Mais pour tous, elle aura été un degré de plus descendu dans l’excès inutile, une indécente manière de gommer une autre actualité qui en reculant, fait aussi reculer l’humanité entière.
A côté des coupes en métal doré qui ne valent rien en elles-mêmes et que brandissent les vainqueurs, l’introduction des notions financières de récompense est une invention assez récente, puisqu’elle s’amorce dans les années 1920. Avant, depuis l’aventure du cirque romain, les vainqueurs étaient adulés, choyés, fêtés, rares étaient ceux qui retiraient directement de leur exploit, les biens qui leur auraient permis de se la couler douce jusqu’à leur mort. Depuis, cette récompense s’est considérablement gonflée au point d’atteindre des sommes astronomiques pour l’achat des joueurs et leurs traitements.
N’est-ce pas là le signe évident du capitalisme triomphant ? Un capitalisme de toute évidence affranchi de toute morale et qu’il serait vain de vouloir réhabiliter, comme s’efforce de le faire le MR en Belgique, au point d’inventer une morale « adaptée », comme s’il était possible d’en présenter une qui ne fût pas une odieuse parodie.
En cette coupe du monde, de l’aveu même des bonimenteurs qui s’extasient sur les salaires de leurs stars, on pense avoir atteint le sommet de ce que l’on peut faire.

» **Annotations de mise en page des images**
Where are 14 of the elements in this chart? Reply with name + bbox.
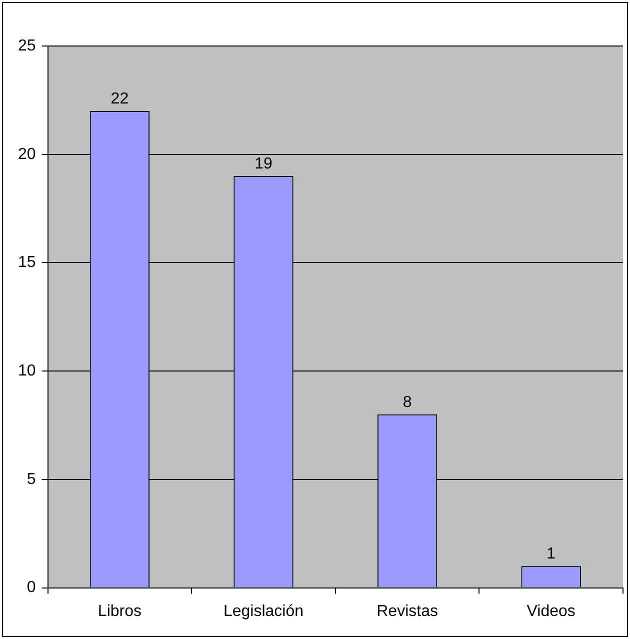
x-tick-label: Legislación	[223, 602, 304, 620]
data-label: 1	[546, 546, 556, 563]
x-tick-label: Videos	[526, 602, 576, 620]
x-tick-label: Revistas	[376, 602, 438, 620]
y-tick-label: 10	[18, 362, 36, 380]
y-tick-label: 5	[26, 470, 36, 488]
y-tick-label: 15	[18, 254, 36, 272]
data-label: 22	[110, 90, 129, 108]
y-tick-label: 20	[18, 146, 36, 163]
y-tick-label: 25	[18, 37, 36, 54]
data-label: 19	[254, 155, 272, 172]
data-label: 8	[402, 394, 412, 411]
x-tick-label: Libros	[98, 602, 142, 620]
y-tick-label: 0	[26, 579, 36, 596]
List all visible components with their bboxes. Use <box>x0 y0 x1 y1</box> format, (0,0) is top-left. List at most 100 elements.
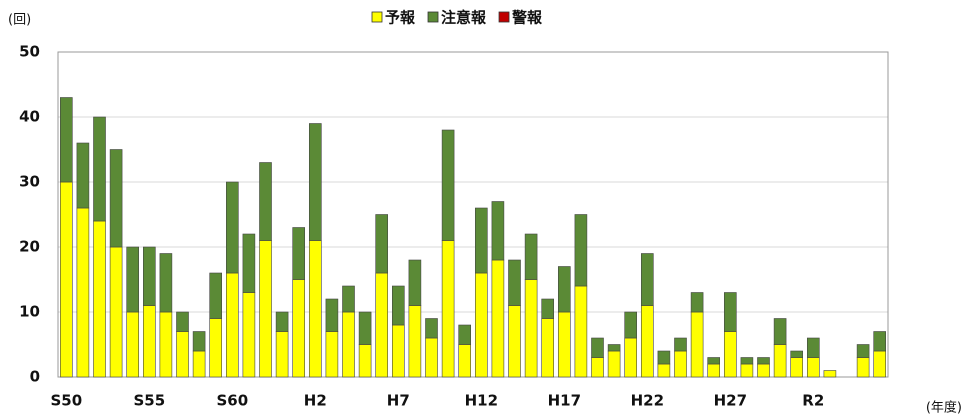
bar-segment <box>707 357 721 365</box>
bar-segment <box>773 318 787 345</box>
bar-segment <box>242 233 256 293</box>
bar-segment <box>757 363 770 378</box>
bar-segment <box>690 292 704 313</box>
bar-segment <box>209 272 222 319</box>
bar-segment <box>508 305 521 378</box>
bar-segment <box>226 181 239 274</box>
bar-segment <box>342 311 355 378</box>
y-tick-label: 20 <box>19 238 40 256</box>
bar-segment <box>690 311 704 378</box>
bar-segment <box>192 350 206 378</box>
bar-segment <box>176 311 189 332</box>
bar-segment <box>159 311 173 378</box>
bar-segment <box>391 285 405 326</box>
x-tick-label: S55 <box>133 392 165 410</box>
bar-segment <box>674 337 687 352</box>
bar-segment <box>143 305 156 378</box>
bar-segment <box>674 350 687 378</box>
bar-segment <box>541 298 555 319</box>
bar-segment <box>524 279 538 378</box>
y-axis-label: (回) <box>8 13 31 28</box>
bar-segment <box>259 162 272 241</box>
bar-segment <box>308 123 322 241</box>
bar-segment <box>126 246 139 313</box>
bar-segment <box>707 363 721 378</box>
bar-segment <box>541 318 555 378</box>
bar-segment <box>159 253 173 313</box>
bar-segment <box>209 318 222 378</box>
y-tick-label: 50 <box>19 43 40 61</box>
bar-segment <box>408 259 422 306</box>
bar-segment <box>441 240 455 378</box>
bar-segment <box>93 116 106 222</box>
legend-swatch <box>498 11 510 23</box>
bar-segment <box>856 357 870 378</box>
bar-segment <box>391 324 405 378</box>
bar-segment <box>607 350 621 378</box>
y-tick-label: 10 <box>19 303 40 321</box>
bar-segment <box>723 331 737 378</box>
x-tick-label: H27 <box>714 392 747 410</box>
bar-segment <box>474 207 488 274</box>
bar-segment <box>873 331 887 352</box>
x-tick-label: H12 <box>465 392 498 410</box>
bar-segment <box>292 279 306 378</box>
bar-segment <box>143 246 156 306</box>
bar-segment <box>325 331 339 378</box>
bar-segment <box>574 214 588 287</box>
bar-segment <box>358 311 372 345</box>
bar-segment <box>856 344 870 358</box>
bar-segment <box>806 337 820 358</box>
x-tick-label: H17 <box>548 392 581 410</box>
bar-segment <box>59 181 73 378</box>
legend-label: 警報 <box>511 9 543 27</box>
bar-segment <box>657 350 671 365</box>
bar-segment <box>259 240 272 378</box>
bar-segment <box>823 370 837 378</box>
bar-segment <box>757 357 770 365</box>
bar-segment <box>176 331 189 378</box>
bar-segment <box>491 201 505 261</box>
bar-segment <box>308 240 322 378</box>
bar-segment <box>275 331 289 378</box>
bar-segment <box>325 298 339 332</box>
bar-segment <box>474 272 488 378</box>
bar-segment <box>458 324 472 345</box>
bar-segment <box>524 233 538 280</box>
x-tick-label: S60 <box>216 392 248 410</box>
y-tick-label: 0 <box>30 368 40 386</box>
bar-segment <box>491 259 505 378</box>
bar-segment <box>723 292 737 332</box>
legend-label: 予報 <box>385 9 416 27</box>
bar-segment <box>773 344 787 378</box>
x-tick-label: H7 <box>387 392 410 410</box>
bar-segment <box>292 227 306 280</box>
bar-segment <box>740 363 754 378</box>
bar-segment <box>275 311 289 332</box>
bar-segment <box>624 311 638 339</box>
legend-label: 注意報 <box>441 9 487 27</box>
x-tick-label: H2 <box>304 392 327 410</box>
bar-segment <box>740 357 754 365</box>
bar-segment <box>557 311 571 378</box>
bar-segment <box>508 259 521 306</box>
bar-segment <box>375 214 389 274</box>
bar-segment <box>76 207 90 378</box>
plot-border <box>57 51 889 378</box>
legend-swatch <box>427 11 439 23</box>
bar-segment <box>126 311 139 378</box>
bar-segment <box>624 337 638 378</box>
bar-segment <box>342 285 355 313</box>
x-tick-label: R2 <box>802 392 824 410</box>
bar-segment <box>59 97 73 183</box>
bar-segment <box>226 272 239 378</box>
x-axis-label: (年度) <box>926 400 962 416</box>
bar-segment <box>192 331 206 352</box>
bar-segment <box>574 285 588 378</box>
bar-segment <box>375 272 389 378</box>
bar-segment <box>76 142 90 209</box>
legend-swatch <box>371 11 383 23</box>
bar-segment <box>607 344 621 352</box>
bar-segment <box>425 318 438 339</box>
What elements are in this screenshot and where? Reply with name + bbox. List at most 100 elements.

» **Consignes**
1. Citez le texte sur la coupe du monde et l'argent, de « Mais pour tous, elle » à « reculer l’humanité entière. ».
2. Prolongez le texte sur la coupe du monde et l'argent en reprenant après sa dernière phrase.

» **Réponses par consigne**
1.
Mais pour tous, elle aura été un degré de plus descendu dans l’excès inutile, une indécente manière de gommer une autre actualité qui en reculant, fait aussi reculer l’humanité entière.

2.
Je ne le pense pas. Les chiffres pharamineux ont encore une marge de progrès. Elle tient dans le détricotage des acquis sociaux et de la chute des salaires des citoyens. Car, où croyez-vous que les fortunes que l’on jette à la tête des Zizous, Beecham et autres merveilles footballistiques, proviennent ? Mais de notre travail, pardi !...
A la suite de cette réflexion, comme paraissent encore plus stupides ces aficionados des banlieues pauvres, peints comme pour aller à la guerre, vociférant des slogans qui lorsqu’ils contiennent deux idée, les dépassent, s’engouffrant dans les cars en sonnant de la trompette, et en sortant ivres plus qu’à moitié, revenant après le match déçus ou triomphants, et dans les deux cas cherchant la castagne !...
Fin de race, fond sordide, immuabilité de la bêtise, on aura tout dit, sauf que de cette même foule sortiront peut-être des Robespierre, des Jaurès et des Martin Luther King.